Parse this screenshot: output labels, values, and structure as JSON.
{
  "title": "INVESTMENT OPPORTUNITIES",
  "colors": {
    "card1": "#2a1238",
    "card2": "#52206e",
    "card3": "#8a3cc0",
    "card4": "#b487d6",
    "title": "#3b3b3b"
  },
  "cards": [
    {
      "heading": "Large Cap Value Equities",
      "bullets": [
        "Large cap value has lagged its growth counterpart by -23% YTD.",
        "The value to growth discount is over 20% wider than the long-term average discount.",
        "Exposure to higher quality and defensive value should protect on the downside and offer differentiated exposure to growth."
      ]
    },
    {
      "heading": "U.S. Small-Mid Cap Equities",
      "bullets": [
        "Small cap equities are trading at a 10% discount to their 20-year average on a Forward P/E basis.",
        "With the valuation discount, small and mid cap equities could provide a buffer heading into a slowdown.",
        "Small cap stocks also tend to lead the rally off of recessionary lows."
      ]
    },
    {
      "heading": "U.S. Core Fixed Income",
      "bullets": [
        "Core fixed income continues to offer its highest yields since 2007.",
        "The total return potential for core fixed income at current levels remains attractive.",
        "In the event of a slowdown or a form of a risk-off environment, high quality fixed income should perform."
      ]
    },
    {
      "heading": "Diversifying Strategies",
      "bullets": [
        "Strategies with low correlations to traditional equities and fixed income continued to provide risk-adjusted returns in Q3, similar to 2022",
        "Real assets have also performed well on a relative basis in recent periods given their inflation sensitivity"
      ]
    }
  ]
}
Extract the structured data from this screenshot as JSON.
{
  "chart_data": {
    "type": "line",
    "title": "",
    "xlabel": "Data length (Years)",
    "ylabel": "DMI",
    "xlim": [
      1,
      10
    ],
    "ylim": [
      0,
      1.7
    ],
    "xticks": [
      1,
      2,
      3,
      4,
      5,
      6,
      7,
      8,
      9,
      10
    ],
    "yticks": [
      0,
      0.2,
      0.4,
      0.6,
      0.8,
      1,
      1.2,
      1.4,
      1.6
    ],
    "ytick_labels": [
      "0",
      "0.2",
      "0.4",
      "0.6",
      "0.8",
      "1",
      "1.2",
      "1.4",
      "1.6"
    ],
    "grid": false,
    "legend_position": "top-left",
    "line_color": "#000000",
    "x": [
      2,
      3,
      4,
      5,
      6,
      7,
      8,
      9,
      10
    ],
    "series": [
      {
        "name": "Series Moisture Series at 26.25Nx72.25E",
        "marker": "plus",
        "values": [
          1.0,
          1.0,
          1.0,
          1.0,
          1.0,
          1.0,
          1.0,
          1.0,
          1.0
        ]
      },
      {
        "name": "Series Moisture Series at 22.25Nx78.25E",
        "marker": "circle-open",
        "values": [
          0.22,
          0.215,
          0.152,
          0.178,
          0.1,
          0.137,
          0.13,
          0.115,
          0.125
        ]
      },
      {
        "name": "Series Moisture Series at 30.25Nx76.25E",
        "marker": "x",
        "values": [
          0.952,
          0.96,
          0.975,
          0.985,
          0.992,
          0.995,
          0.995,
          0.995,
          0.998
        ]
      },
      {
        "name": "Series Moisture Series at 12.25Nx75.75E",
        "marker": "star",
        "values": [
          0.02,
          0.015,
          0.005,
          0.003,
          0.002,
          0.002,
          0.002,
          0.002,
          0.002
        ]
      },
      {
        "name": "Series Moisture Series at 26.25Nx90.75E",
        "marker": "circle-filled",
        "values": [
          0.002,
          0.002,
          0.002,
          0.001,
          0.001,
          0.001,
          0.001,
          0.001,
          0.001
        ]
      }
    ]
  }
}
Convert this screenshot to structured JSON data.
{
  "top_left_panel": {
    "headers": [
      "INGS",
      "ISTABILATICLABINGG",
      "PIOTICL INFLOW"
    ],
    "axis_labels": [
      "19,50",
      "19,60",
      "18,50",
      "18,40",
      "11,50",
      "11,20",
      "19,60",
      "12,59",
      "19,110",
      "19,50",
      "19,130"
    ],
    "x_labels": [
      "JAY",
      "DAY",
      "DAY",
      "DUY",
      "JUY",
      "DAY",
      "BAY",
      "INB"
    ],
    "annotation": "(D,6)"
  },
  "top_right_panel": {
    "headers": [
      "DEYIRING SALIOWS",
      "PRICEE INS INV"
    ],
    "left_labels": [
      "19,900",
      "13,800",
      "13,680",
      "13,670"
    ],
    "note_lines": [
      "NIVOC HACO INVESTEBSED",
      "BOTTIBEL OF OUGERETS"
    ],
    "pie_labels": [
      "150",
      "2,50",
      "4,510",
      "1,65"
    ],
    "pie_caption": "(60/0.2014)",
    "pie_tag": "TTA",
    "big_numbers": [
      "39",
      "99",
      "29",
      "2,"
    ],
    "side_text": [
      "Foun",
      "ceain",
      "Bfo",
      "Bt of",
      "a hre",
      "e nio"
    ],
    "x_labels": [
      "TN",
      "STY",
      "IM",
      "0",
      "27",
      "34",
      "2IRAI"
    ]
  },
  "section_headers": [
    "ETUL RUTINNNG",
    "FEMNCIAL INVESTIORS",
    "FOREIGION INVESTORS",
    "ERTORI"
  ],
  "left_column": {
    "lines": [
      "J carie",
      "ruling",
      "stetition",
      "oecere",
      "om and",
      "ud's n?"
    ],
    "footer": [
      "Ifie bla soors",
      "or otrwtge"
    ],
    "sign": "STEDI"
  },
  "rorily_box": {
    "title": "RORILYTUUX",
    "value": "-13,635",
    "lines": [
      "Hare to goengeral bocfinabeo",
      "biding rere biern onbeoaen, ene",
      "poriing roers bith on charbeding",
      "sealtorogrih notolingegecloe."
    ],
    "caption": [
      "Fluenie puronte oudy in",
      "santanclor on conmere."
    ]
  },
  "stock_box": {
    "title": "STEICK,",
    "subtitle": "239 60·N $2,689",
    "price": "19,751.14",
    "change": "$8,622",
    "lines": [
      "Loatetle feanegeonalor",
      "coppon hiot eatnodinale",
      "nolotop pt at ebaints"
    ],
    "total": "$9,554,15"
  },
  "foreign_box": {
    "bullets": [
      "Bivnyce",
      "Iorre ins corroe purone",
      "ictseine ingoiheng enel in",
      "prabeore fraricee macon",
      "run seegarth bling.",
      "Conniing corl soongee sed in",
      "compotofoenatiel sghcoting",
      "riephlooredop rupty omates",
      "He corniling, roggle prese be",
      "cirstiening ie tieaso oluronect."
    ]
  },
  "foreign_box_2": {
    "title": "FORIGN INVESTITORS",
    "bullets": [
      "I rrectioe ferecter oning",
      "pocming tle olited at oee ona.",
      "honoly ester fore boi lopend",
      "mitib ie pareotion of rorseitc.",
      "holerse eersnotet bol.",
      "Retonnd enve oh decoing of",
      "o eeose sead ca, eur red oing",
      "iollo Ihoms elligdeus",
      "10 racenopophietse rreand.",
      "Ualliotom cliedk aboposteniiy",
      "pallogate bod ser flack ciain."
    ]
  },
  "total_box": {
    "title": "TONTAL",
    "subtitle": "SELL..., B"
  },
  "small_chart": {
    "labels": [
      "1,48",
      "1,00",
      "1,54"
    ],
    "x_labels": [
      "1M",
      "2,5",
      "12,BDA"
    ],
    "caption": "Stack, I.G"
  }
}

_ _ _ _ _ _ _

:: YOUR OBJECTIVE ::
Print the whole listing exactly as it is.

:: TASK OUTPUT ::
Parse this screenshot: output labels, values, and structure as JSON.
{
  "title": "INVESTMENT OPPORTUNITIES",
  "colors": {
    "card1": "#2a1238",
    "card2": "#52206e",
    "card3": "#8a3cc0",
    "card4": "#b487d6",
    "title": "#3b3b3b"
  },
  "cards": [
    {
      "heading": "Large Cap Value Equities",
      "bullets": [
        "Large cap value has lagged its growth counterpart by -23% YTD.",
        "The value to growth discount is over 20% wider than the long-term average discount.",
        "Exposure to higher quality and defensive value should protect on the downside and offer differentiated exposure to growth."
      ]
    },
    {
      "heading": "U.S. Small-Mid Cap Equities",
      "bullets": [
        "Small cap equities are trading at a 10% discount to their 20-year average on a Forward P/E basis.",
        "With the valuation discount, small and mid cap equities could provide a buffer heading into a slowdown.",
        "Small cap stocks also tend to lead the rally off of recessionary lows."
      ]
    },
    {
      "heading": "U.S. Core Fixed Income",
      "bullets": [
        "Core fixed income continues to offer its highest yields since 2007.",
        "The total return potential for core fixed income at current levels remains attractive.",
        "In the event of a slowdown or a form of a risk-off environment, high quality fixed income should perform."
      ]
    },
    {
      "heading": "Diversifying Strategies",
      "bullets": [
        "Strategies with low correlations to traditional equities and fixed income continued to provide risk-adjusted returns in Q3, similar to 2022",
        "Real assets have also performed well on a relative basis in recent periods given their inflation sensitivity"
      ]
    }
  ]
}
Extract the structured data from this screenshot as JSON.
{
  "chart_data": {
    "type": "line",
    "title": "",
    "xlabel": "Data length (Years)",
    "ylabel": "DMI",
    "xlim": [
      1,
      10
    ],
    "ylim": [
      0,
      1.7
    ],
    "xticks": [
      1,
      2,
      3,
      4,
      5,
      6,
      7,
      8,
      9,
      10
    ],
    "yticks": [
      0,
      0.2,
      0.4,
      0.6,
      0.8,
      1,
      1.2,
      1.4,
      1.6
    ],
    "ytick_labels": [
      "0",
      "0.2",
      "0.4",
      "0.6",
      "0.8",
      "1",
      "1.2",
      "1.4",
      "1.6"
    ],
    "grid": false,
    "legend_position": "top-left",
    "line_color": "#000000",
    "x": [
      2,
      3,
      4,
      5,
      6,
      7,
      8,
      9,
      10
    ],
    "series": [
      {
        "name": "Series Moisture Series at 26.25Nx72.25E",
        "marker": "plus",
        "values": [
          1.0,
          1.0,
          1.0,
          1.0,
          1.0,
          1.0,
          1.0,
          1.0,
          1.0
        ]
      },
      {
        "name": "Series Moisture Series at 22.25Nx78.25E",
        "marker": "circle-open",
        "values": [
          0.22,
          0.215,
          0.152,
          0.178,
          0.1,
          0.137,
          0.13,
          0.115,
          0.125
        ]
      },
      {
        "name": "Series Moisture Series at 30.25Nx76.25E",
        "marker": "x",
        "values": [
          0.952,
          0.96,
          0.975,
          0.985,
          0.992,
          0.995,
          0.995,
          0.995,
          0.998
        ]
      },
      {
        "name": "Series Moisture Series at 12.25Nx75.75E",
        "marker": "star",
        "values": [
          0.02,
          0.015,
          0.005,
          0.003,
          0.002,
          0.002,
          0.002,
          0.002,
          0.002
        ]
      },
      {
        "name": "Series Moisture Series at 26.25Nx90.75E",
        "marker": "circle-filled",
        "values": [
          0.002,
          0.002,
          0.002,
          0.001,
          0.001,
          0.001,
          0.001,
          0.001,
          0.001
        ]
      }
    ]
  }
}
Convert this screenshot to structured JSON data.
{
  "top_left_panel": {
    "headers": [
      "INGS",
      "ISTABILATICLABINGG",
      "PIOTICL INFLOW"
    ],
    "axis_labels": [
      "19,50",
      "19,60",
      "18,50",
      "18,40",
      "11,50",
      "11,20",
      "19,60",
      "12,59",
      "19,110",
      "19,50",
      "19,130"
    ],
    "x_labels": [
      "JAY",
      "DAY",
      "DAY",
      "DUY",
      "JUY",
      "DAY",
      "BAY",
      "INB"
    ],
    "annotation": "(D,6)"
  },
  "top_right_panel": {
    "headers": [
      "DEYIRING SALIOWS",
      "PRICEE INS INV"
    ],
    "left_labels": [
      "19,900",
      "13,800",
      "13,680",
      "13,670"
    ],
    "note_lines": [
      "NIVOC HACO INVESTEBSED",
      "BOTTIBEL OF OUGERETS"
    ],
    "pie_labels": [
      "150",
      "2,50",
      "4,510",
      "1,65"
    ],
    "pie_caption": "(60/0.2014)",
    "pie_tag": "TTA",
    "big_numbers": [
      "39",
      "99",
      "29",
      "2,"
    ],
    "side_text": [
      "Foun",
      "ceain",
      "Bfo",
      "Bt of",
      "a hre",
      "e nio"
    ],
    "x_labels": [
      "TN",
      "STY",
      "IM",
      "0",
      "27",
      "34",
      "2IRAI"
    ]
  },
  "section_headers": [
    "ETUL RUTINNNG",
    "FEMNCIAL INVESTIORS",
    "FOREIGION INVESTORS",
    "ERTORI"
  ],
  "left_column": {
    "lines": [
      "J carie",
      "ruling",
      "stetition",
      "oecere",
      "om and",
      "ud's n?"
    ],
    "footer": [
      "Ifie bla soors",
      "or otrwtge"
    ],
    "sign": "STEDI"
  },
  "rorily_box": {
    "title": "RORILYTUUX",
    "value": "-13,635",
    "lines": [
      "Hare to goengeral bocfinabeo",
      "biding rere biern onbeoaen, ene",
      "poriing roers bith on charbeding",
      "sealtorogrih notolingegecloe."
    ],
    "caption": [
      "Fluenie puronte oudy in",
      "santanclor on conmere."
    ]
  },
  "stock_box": {
    "title": "STEICK,",
    "subtitle": "239 60·N $2,689",
    "price": "19,751.14",
    "change": "$8,622",
    "lines": [
      "Loatetle feanegeonalor",
      "coppon hiot eatnodinale",
      "nolotop pt at ebaints"
    ],
    "total": "$9,554,15"
  },
  "foreign_box": {
    "bullets": [
      "Bivnyce",
      "Iorre ins corroe purone",
      "ictseine ingoiheng enel in",
      "prabeore fraricee macon",
      "run seegarth bling.",
      "Conniing corl soongee sed in",
      "compotofoenatiel sghcoting",
      "riephlooredop rupty omates",
      "He corniling, roggle prese be",
      "cirstiening ie tieaso oluronect."
    ]
  },
  "foreign_box_2": {
    "title": "FORIGN INVESTITORS",
    "bullets": [
      "I rrectioe ferecter oning",
      "pocming tle olited at oee ona.",
      "honoly ester fore boi lopend",
      "mitib ie pareotion of rorseitc.",
      "holerse eersnotet bol.",
      "Retonnd enve oh decoing of",
      "o eeose sead ca, eur red oing",
      "iollo Ihoms elligdeus",
      "10 racenopophietse rreand.",
      "Ualliotom cliedk aboposteniiy",
      "pallogate bod ser flack ciain."
    ]
  },
  "total_box": {
    "title": "TONTAL",
    "subtitle": "SELL..., B"
  },
  "small_chart": {
    "labels": [
      "1,48",
      "1,00",
      "1,54"
    ],
    "x_labels": [
      "1M",
      "2,5",
      "12,BDA"
    ],
    "caption": "Stack, I.G"
  }
}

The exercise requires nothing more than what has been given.